Given exercise:
Make an exact copy of all the data.

Extracted records:

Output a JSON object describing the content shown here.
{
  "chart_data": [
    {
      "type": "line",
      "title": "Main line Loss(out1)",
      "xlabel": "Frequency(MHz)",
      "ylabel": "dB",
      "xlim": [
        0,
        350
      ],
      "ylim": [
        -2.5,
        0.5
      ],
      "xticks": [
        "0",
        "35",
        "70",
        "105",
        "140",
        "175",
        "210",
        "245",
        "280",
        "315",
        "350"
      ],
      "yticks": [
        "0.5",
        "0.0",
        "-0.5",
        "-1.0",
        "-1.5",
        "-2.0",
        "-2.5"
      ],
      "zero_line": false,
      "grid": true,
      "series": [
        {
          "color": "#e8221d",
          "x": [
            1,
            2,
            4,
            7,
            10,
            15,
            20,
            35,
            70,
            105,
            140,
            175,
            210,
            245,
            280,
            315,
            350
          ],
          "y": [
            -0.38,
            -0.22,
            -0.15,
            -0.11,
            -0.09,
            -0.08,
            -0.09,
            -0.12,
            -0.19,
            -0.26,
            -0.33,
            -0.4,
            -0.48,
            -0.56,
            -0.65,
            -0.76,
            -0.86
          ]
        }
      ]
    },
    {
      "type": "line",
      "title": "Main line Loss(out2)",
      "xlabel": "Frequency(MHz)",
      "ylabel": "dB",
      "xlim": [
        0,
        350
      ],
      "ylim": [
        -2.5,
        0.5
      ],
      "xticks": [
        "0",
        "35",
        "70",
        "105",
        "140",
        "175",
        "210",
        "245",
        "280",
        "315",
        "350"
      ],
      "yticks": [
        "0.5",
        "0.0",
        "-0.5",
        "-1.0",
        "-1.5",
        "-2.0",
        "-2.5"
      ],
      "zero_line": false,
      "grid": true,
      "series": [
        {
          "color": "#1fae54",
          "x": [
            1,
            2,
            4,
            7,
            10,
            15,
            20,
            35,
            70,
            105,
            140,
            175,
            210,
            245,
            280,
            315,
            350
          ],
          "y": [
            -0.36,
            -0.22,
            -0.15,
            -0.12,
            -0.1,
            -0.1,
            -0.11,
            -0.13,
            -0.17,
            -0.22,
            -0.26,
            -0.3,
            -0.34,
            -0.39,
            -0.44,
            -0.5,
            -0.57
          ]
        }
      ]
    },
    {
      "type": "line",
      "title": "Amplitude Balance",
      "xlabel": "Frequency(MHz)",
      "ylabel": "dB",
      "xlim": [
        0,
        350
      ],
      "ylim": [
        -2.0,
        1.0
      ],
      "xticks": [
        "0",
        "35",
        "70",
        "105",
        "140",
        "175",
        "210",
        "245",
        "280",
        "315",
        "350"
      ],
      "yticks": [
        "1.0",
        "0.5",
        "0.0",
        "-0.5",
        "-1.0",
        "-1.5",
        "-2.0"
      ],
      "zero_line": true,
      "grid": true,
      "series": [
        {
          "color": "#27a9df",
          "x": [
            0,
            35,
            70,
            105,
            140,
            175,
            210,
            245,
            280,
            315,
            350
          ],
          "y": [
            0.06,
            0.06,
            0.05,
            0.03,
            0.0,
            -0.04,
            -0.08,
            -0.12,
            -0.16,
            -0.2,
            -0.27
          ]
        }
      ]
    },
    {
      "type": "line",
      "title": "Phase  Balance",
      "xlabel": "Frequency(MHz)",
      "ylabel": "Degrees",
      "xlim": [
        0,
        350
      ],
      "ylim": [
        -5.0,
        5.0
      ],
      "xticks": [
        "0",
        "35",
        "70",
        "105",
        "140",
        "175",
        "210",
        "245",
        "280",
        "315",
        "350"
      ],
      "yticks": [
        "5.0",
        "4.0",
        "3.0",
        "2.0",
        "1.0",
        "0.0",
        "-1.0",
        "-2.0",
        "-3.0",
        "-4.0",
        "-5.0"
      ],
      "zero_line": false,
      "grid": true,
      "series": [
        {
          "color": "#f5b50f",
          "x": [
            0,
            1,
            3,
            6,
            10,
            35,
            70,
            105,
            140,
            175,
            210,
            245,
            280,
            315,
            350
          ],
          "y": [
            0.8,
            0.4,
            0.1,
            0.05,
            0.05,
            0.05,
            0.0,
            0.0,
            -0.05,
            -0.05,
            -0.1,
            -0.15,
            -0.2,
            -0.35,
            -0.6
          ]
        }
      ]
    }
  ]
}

Answer:
Output a JSON object describing the content shown here.
{
  "chart_data": [
    {
      "type": "line",
      "title": "Main line Loss(out1)",
      "xlabel": "Frequency(MHz)",
      "ylabel": "dB",
      "xlim": [
        0,
        350
      ],
      "ylim": [
        -2.5,
        0.5
      ],
      "xticks": [
        "0",
        "35",
        "70",
        "105",
        "140",
        "175",
        "210",
        "245",
        "280",
        "315",
        "350"
      ],
      "yticks": [
        "0.5",
        "0.0",
        "-0.5",
        "-1.0",
        "-1.5",
        "-2.0",
        "-2.5"
      ],
      "zero_line": false,
      "grid": true,
      "series": [
        {
          "color": "#e8221d",
          "x": [
            1,
            2,
            4,
            7,
            10,
            15,
            20,
            35,
            70,
            105,
            140,
            175,
            210,
            245,
            280,
            315,
            350
          ],
          "y": [
            -0.38,
            -0.22,
            -0.15,
            -0.11,
            -0.09,
            -0.08,
            -0.09,
            -0.12,
            -0.19,
            -0.26,
            -0.33,
            -0.4,
            -0.48,
            -0.56,
            -0.65,
            -0.76,
            -0.86
          ]
        }
      ]
    },
    {
      "type": "line",
      "title": "Main line Loss(out2)",
      "xlabel": "Frequency(MHz)",
      "ylabel": "dB",
      "xlim": [
        0,
        350
      ],
      "ylim": [
        -2.5,
        0.5
      ],
      "xticks": [
        "0",
        "35",
        "70",
        "105",
        "140",
        "175",
        "210",
        "245",
        "280",
        "315",
        "350"
      ],
      "yticks": [
        "0.5",
        "0.0",
        "-0.5",
        "-1.0",
        "-1.5",
        "-2.0",
        "-2.5"
      ],
      "zero_line": false,
      "grid": true,
      "series": [
        {
          "color": "#1fae54",
          "x": [
            1,
            2,
            4,
            7,
            10,
            15,
            20,
            35,
            70,
            105,
            140,
            175,
            210,
            245,
            280,
            315,
            350
          ],
          "y": [
            -0.36,
            -0.22,
            -0.15,
            -0.12,
            -0.1,
            -0.1,
            -0.11,
            -0.13,
            -0.17,
            -0.22,
            -0.26,
            -0.3,
            -0.34,
            -0.39,
            -0.44,
            -0.5,
            -0.57
          ]
        }
      ]
    },
    {
      "type": "line",
      "title": "Amplitude Balance",
      "xlabel": "Frequency(MHz)",
      "ylabel": "dB",
      "xlim": [
        0,
        350
      ],
      "ylim": [
        -2.0,
        1.0
      ],
      "xticks": [
        "0",
        "35",
        "70",
        "105",
        "140",
        "175",
        "210",
        "245",
        "280",
        "315",
        "350"
      ],
      "yticks": [
        "1.0",
        "0.5",
        "0.0",
        "-0.5",
        "-1.0",
        "-1.5",
        "-2.0"
      ],
      "zero_line": true,
      "grid": true,
      "series": [
        {
          "color": "#27a9df",
          "x": [
            0,
            35,
            70,
            105,
            140,
            175,
            210,
            245,
            280,
            315,
            350
          ],
          "y": [
            0.06,
            0.06,
            0.05,
            0.03,
            0.0,
            -0.04,
            -0.08,
            -0.12,
            -0.16,
            -0.2,
            -0.27
          ]
        }
      ]
    },
    {
      "type": "line",
      "title": "Phase  Balance",
      "xlabel": "Frequency(MHz)",
      "ylabel": "Degrees",
      "xlim": [
        0,
        350
      ],
      "ylim": [
        -5.0,
        5.0
      ],
      "xticks": [
        "0",
        "35",
        "70",
        "105",
        "140",
        "175",
        "210",
        "245",
        "280",
        "315",
        "350"
      ],
      "yticks": [
        "5.0",
        "4.0",
        "3.0",
        "2.0",
        "1.0",
        "0.0",
        "-1.0",
        "-2.0",
        "-3.0",
        "-4.0",
        "-5.0"
      ],
      "zero_line": false,
      "grid": true,
      "series": [
        {
          "color": "#f5b50f",
          "x": [
            0,
            1,
            3,
            6,
            10,
            35,
            70,
            105,
            140,
            175,
            210,
            245,
            280,
            315,
            350
          ],
          "y": [
            0.8,
            0.4,
            0.1,
            0.05,
            0.05,
            0.05,
            0.0,
            0.0,
            -0.05,
            -0.05,
            -0.1,
            -0.15,
            -0.2,
            -0.35,
            -0.6
          ]
        }
      ]
    }
  ]
}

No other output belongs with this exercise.